**What you need to do:**
Pull out all lines from the listing below in which the word "name" appears.
= = = =
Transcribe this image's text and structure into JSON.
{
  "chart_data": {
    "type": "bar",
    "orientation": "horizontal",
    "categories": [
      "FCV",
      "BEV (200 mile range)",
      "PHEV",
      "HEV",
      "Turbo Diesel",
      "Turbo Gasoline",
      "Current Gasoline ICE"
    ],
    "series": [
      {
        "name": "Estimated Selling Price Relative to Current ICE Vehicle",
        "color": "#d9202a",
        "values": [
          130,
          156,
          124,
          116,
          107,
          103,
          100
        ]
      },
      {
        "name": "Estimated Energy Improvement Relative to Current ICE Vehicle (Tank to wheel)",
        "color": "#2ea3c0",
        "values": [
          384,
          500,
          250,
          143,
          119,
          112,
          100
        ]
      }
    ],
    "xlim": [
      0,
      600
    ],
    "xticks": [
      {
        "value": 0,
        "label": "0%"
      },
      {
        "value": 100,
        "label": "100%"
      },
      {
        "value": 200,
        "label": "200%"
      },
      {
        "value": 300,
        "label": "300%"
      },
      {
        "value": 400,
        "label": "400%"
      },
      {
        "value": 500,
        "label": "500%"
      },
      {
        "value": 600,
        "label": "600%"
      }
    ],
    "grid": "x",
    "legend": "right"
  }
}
= = = =
**Expected answer:**
        "name": "Estimated Selling Price Relative to Current ICE Vehicle",
        "name": "Estimated Energy Improvement Relative to Current ICE Vehicle (Tank to wheel)",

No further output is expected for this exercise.